Do this
Find all the lines with "JSON" and gather them.

Items from a dataset
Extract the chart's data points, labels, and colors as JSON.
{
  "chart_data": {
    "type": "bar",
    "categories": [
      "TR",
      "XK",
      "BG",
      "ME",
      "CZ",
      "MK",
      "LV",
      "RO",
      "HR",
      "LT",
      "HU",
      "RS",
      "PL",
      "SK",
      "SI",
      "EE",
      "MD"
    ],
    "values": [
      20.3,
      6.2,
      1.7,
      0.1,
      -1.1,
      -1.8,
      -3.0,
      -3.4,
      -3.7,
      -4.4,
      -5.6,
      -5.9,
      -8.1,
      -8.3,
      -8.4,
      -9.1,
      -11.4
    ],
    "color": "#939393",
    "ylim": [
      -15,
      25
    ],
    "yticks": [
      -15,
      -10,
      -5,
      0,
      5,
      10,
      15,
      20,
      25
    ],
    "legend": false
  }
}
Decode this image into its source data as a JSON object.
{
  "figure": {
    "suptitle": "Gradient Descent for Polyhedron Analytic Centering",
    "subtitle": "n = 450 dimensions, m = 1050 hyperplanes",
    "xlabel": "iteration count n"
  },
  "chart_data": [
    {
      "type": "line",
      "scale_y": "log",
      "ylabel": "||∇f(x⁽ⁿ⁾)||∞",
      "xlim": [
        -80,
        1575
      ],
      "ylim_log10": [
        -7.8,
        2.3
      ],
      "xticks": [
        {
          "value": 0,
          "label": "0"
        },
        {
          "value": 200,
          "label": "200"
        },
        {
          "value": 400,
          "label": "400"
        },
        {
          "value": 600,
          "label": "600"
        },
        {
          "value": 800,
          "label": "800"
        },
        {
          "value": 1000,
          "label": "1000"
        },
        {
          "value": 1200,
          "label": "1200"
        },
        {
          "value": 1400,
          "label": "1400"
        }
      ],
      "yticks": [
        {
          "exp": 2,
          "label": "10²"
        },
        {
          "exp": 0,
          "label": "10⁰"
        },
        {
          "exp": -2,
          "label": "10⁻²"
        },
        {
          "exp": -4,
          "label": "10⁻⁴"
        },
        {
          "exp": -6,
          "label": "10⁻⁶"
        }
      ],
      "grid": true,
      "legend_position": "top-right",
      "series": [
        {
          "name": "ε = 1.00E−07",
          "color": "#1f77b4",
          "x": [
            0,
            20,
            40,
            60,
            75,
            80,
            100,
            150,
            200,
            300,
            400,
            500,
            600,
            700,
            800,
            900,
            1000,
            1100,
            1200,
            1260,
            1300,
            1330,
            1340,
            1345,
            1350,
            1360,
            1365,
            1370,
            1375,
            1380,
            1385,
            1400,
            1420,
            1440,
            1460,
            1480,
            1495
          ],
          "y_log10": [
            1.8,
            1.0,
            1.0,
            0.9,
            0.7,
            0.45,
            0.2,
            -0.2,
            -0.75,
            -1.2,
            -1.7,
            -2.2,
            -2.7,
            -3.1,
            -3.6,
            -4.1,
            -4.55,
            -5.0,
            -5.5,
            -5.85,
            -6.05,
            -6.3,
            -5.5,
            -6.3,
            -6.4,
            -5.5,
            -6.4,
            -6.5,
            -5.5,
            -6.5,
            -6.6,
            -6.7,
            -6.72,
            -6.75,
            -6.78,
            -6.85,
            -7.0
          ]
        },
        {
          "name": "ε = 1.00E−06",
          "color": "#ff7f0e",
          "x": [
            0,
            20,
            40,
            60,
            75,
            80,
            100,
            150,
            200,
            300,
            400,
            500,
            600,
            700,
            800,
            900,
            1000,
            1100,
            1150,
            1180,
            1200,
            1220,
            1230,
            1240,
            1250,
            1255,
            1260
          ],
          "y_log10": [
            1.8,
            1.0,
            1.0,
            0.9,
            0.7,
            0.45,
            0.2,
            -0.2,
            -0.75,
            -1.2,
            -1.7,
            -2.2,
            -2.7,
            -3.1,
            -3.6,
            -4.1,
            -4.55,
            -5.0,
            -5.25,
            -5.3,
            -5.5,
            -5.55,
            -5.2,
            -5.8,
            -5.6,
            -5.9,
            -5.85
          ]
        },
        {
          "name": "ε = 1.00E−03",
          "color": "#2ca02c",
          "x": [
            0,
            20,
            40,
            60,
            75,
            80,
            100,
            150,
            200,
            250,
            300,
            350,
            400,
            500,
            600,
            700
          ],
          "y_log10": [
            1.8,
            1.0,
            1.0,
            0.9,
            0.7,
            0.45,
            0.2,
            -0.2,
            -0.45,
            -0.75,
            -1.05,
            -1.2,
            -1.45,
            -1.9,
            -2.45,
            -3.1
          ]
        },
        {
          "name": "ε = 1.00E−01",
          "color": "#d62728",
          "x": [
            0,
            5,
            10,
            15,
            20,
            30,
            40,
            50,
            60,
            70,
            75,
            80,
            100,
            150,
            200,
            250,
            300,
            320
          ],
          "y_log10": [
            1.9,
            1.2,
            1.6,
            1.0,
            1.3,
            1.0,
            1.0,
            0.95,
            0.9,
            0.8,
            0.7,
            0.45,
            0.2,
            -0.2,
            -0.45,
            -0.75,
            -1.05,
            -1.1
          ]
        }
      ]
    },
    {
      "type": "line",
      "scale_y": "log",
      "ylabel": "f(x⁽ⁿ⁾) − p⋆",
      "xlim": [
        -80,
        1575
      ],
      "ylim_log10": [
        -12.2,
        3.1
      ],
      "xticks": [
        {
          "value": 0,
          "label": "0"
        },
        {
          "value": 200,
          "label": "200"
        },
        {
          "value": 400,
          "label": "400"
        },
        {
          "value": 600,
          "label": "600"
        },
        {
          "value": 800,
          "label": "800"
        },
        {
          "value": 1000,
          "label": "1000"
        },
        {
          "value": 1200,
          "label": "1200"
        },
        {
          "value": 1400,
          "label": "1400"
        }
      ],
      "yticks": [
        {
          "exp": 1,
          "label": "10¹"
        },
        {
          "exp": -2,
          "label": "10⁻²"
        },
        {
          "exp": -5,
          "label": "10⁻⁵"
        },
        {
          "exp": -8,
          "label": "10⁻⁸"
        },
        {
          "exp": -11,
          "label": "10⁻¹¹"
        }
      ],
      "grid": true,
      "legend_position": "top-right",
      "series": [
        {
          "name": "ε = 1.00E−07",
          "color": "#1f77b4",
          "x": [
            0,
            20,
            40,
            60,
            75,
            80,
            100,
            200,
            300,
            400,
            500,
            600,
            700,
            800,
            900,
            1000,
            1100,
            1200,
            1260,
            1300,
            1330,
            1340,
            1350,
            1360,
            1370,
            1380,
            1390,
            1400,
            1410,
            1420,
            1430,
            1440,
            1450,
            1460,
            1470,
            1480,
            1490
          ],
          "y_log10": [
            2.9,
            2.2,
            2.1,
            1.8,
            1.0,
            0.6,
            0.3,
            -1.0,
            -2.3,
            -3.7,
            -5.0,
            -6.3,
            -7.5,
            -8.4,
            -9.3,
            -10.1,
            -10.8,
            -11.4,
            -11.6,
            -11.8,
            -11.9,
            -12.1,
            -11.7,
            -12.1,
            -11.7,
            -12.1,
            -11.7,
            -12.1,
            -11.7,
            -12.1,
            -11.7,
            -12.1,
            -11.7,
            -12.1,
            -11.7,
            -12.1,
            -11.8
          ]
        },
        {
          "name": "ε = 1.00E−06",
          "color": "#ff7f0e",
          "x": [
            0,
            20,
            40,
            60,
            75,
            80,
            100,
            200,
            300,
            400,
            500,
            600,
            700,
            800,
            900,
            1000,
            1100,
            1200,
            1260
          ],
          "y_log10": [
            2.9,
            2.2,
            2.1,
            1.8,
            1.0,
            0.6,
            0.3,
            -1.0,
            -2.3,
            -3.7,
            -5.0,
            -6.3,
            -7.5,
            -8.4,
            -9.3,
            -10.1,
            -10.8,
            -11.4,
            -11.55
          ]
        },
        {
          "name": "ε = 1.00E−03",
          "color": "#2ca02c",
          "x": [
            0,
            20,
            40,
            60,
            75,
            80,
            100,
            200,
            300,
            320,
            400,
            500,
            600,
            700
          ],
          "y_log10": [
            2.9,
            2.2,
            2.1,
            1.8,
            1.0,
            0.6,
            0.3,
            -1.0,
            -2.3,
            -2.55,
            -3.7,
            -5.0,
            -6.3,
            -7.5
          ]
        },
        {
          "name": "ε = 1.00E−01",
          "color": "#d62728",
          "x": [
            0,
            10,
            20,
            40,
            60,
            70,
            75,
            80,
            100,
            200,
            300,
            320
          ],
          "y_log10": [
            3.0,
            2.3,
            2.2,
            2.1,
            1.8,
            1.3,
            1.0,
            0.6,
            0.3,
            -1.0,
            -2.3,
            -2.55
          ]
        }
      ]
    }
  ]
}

Task result
Extract the chart's data points, labels, and colors as JSON.
Decode this image into its source data as a JSON object.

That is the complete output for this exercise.